What to work on: From the listing below, copy every line with the word "data".

Records to process:
+--

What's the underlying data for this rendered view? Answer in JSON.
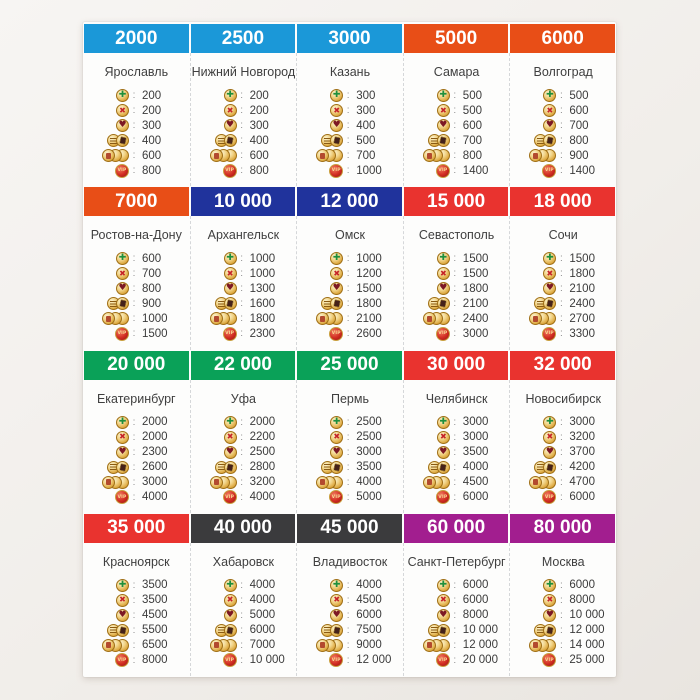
{
  "ui": {
    "colon": ":"
  },
  "palette": {
    "light_blue": "#1b98d8",
    "orange": "#e84e17",
    "navy": "#20339c",
    "red": "#e9332f",
    "green": "#0aa158",
    "dark": "#3b3b3d",
    "purple": "#a21e8f",
    "sheet": "#fdfdfc"
  },
  "icons": {
    "plus": {
      "name": "green-cross-coin",
      "glyph": "✚"
    },
    "cross": {
      "name": "red-cross-coin",
      "glyph": "✖"
    },
    "heart": {
      "name": "heart-coin",
      "glyph": "♥"
    },
    "banknote": {
      "name": "banknote-coins"
    },
    "stack": {
      "name": "coin-stack"
    },
    "vip": {
      "name": "vip-coin",
      "glyph": "VIP"
    }
  },
  "rows": [
    {
      "cards": [
        {
          "price": "2000",
          "color": "light_blue",
          "city": "Ярославль",
          "values": [
            "200",
            "200",
            "300",
            "400",
            "600",
            "800"
          ]
        },
        {
          "price": "2500",
          "color": "light_blue",
          "city": "Нижний Новгород",
          "values": [
            "200",
            "200",
            "300",
            "400",
            "600",
            "800"
          ]
        },
        {
          "price": "3000",
          "color": "light_blue",
          "city": "Казань",
          "values": [
            "300",
            "300",
            "400",
            "500",
            "700",
            "1000"
          ]
        },
        {
          "price": "5000",
          "color": "orange",
          "city": "Самара",
          "values": [
            "500",
            "500",
            "600",
            "700",
            "800",
            "1400"
          ]
        },
        {
          "price": "6000",
          "color": "orange",
          "city": "Волгоград",
          "values": [
            "500",
            "600",
            "700",
            "800",
            "900",
            "1400"
          ]
        }
      ]
    },
    {
      "cards": [
        {
          "price": "7000",
          "color": "orange",
          "city": "Ростов-на-Дону",
          "values": [
            "600",
            "700",
            "800",
            "900",
            "1000",
            "1500"
          ]
        },
        {
          "price": "10 000",
          "color": "navy",
          "city": "Архангельск",
          "values": [
            "1000",
            "1000",
            "1300",
            "1600",
            "1800",
            "2300"
          ]
        },
        {
          "price": "12 000",
          "color": "navy",
          "city": "Омск",
          "values": [
            "1000",
            "1200",
            "1500",
            "1800",
            "2100",
            "2600"
          ]
        },
        {
          "price": "15 000",
          "color": "red",
          "city": "Севастополь",
          "values": [
            "1500",
            "1500",
            "1800",
            "2100",
            "2400",
            "3000"
          ]
        },
        {
          "price": "18 000",
          "color": "red",
          "city": "Сочи",
          "values": [
            "1500",
            "1800",
            "2100",
            "2400",
            "2700",
            "3300"
          ]
        }
      ]
    },
    {
      "cards": [
        {
          "price": "20 000",
          "color": "green",
          "city": "Екатеринбург",
          "values": [
            "2000",
            "2000",
            "2300",
            "2600",
            "3000",
            "4000"
          ]
        },
        {
          "price": "22 000",
          "color": "green",
          "city": "Уфа",
          "values": [
            "2000",
            "2200",
            "2500",
            "2800",
            "3200",
            "4000"
          ]
        },
        {
          "price": "25 000",
          "color": "green",
          "city": "Пермь",
          "values": [
            "2500",
            "2500",
            "3000",
            "3500",
            "4000",
            "5000"
          ]
        },
        {
          "price": "30 000",
          "color": "red",
          "city": "Челябинск",
          "values": [
            "3000",
            "3000",
            "3500",
            "4000",
            "4500",
            "6000"
          ]
        },
        {
          "price": "32 000",
          "color": "red",
          "city": "Новосибирск",
          "values": [
            "3000",
            "3200",
            "3700",
            "4200",
            "4700",
            "6000"
          ]
        }
      ]
    },
    {
      "cards": [
        {
          "price": "35 000",
          "color": "red",
          "city": "Красноярск",
          "values": [
            "3500",
            "3500",
            "4500",
            "5500",
            "6500",
            "8000"
          ]
        },
        {
          "price": "40 000",
          "color": "dark",
          "city": "Хабаровск",
          "values": [
            "4000",
            "4000",
            "5000",
            "6000",
            "7000",
            "10 000"
          ]
        },
        {
          "price": "45 000",
          "color": "dark",
          "city": "Владивосток",
          "values": [
            "4000",
            "4500",
            "6000",
            "7500",
            "9000",
            "12 000"
          ]
        },
        {
          "price": "60 000",
          "color": "purple",
          "city": "Санкт-Петербург",
          "values": [
            "6000",
            "6000",
            "8000",
            "10 000",
            "12 000",
            "20 000"
          ]
        },
        {
          "price": "80 000",
          "color": "purple",
          "city": "Москва",
          "values": [
            "6000",
            "8000",
            "10 000",
            "12 000",
            "14 000",
            "25 000"
          ]
        }
      ]
    }
  ]
}
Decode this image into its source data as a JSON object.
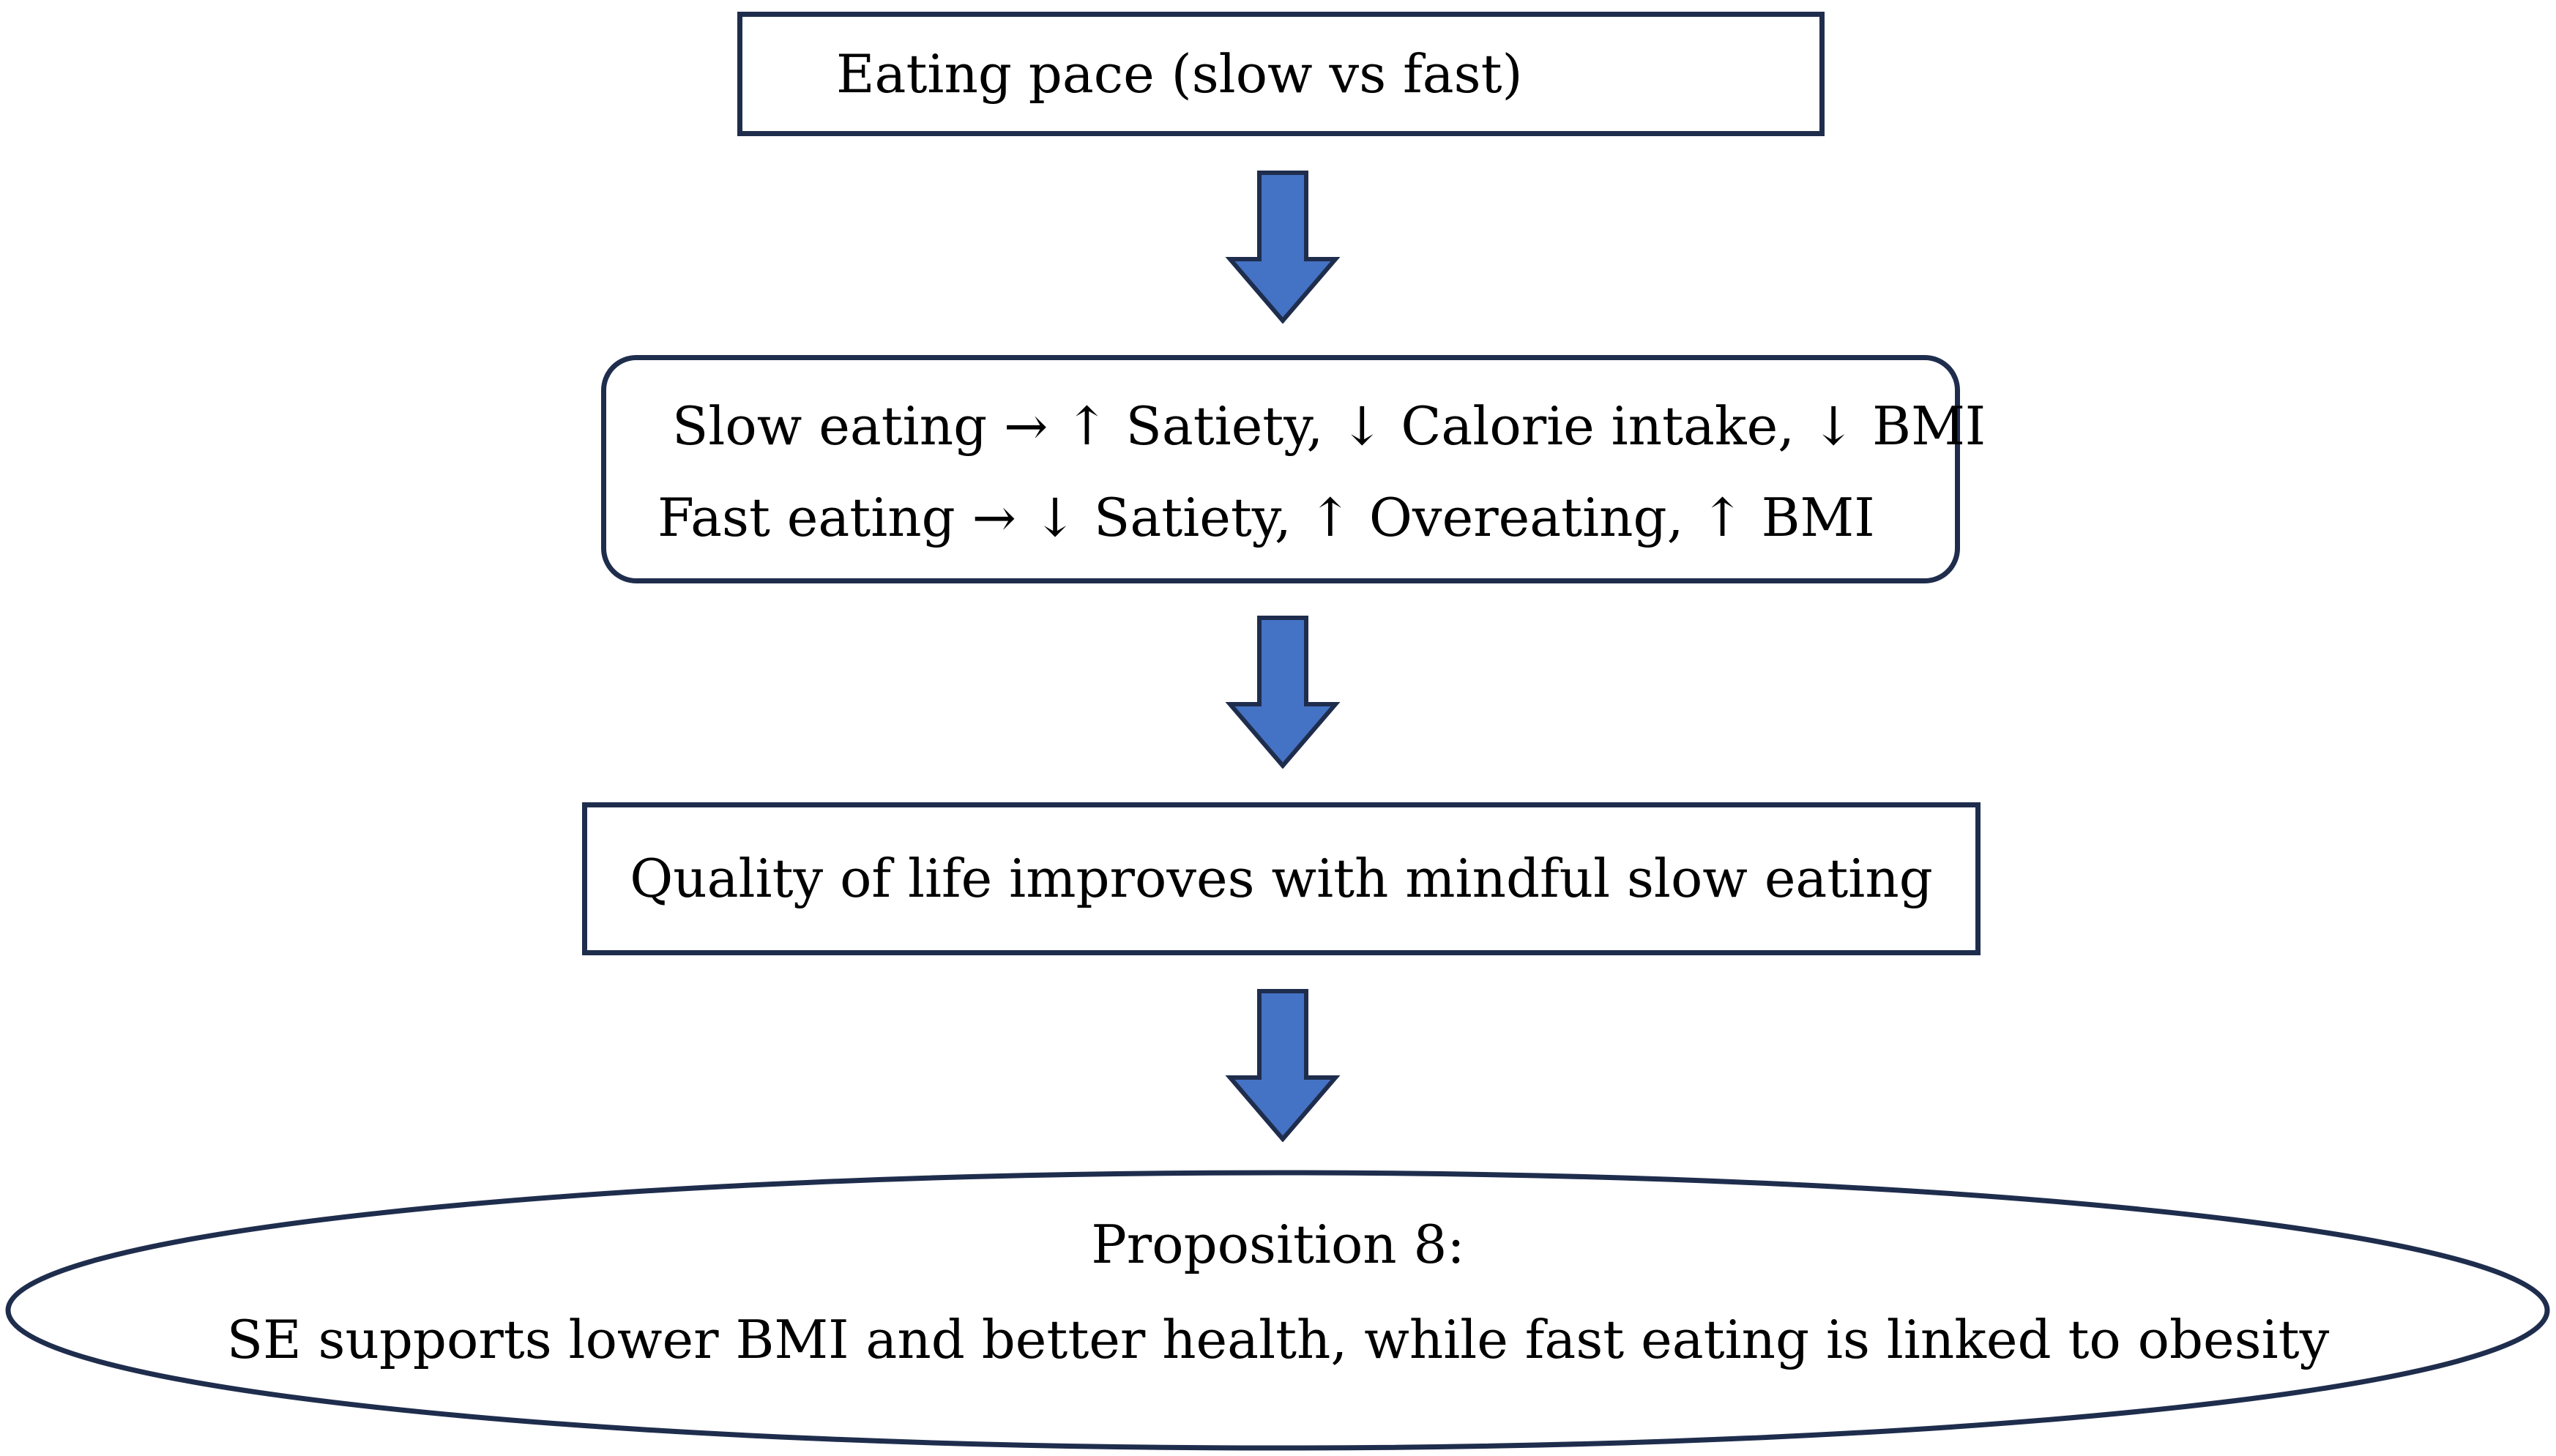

+--

Completed exercise:
What's the underlying data for this rendered view? Answer in JSON.
Decode this image into its source data as a JSON object.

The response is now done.